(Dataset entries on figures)
◇ ◇ ◇ ◇ ◇ ◇ ◇
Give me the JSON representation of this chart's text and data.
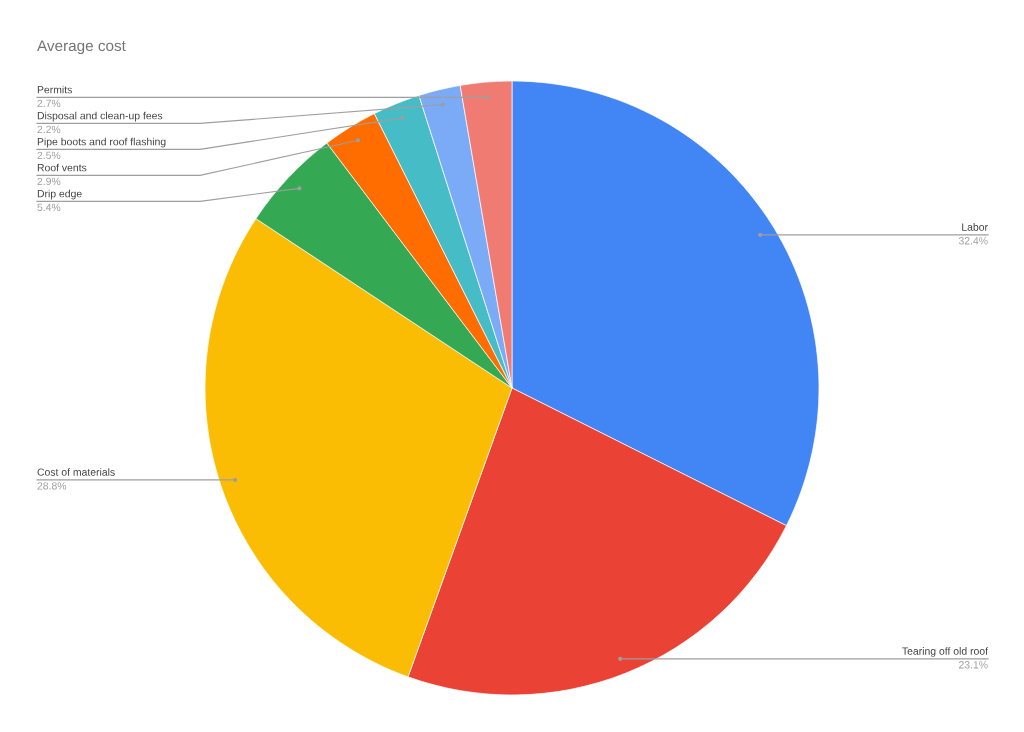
{
  "chart_data": {
    "type": "pie",
    "title": "Average cost",
    "categories": [
      "Labor",
      "Tearing off old roof",
      "Cost of materials",
      "Drip edge",
      "Roof vents",
      "Pipe boots and roof flashing",
      "Disposal and clean-up fees",
      "Permits"
    ],
    "values": [
      32.4,
      23.1,
      28.8,
      5.4,
      2.9,
      2.5,
      2.2,
      2.7
    ],
    "colors": [
      "#4285f4",
      "#ea4335",
      "#fbbc04",
      "#34a853",
      "#ff6d01",
      "#46bdc6",
      "#7baaf7",
      "#f07b72"
    ],
    "value_labels": [
      "32.4%",
      "23.1%",
      "28.8%",
      "5.4%",
      "2.9%",
      "2.5%",
      "2.2%",
      "2.7%"
    ],
    "legend": false
  }
}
◇ ◇ ◇ ◇ ◇ ◇ ◇
■ TASK BRIEF ■
Reproduce the data verbatim. Do not carry any picture into the copy.

■ RESPONSE TO THE EXERCISE ■
Give me the JSON representation of this chart's text and data.
{
  "chart_data": {
    "type": "pie",
    "title": "Average cost",
    "categories": [
      "Labor",
      "Tearing off old roof",
      "Cost of materials",
      "Drip edge",
      "Roof vents",
      "Pipe boots and roof flashing",
      "Disposal and clean-up fees",
      "Permits"
    ],
    "values": [
      32.4,
      23.1,
      28.8,
      5.4,
      2.9,
      2.5,
      2.2,
      2.7
    ],
    "colors": [
      "#4285f4",
      "#ea4335",
      "#fbbc04",
      "#34a853",
      "#ff6d01",
      "#46bdc6",
      "#7baaf7",
      "#f07b72"
    ],
    "value_labels": [
      "32.4%",
      "23.1%",
      "28.8%",
      "5.4%",
      "2.9%",
      "2.5%",
      "2.2%",
      "2.7%"
    ],
    "legend": false
  }
}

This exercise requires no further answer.